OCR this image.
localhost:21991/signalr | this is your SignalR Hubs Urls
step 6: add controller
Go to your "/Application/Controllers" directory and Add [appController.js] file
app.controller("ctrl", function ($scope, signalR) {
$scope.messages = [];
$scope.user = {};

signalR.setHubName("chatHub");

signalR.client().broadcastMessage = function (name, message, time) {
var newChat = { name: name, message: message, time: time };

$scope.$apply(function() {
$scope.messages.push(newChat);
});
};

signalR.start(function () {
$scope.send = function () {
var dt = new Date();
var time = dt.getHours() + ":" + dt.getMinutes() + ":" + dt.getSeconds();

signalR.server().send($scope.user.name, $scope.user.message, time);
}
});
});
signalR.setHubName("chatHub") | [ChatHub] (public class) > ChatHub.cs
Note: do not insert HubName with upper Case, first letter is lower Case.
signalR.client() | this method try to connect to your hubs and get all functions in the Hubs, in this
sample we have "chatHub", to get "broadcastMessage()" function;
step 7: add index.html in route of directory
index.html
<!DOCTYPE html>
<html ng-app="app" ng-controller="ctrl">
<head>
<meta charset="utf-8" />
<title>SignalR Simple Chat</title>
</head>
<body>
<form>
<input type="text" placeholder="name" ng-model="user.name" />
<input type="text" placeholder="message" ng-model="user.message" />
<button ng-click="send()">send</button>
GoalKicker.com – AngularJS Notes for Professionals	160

#### [PROMPT]
Show each line of the data that contains the string "newChat".

#### [SOLUTION TO THIS PROBLEM]
var newChat = { name: name, message: message, time: time };
$scope.messages.push(newChat);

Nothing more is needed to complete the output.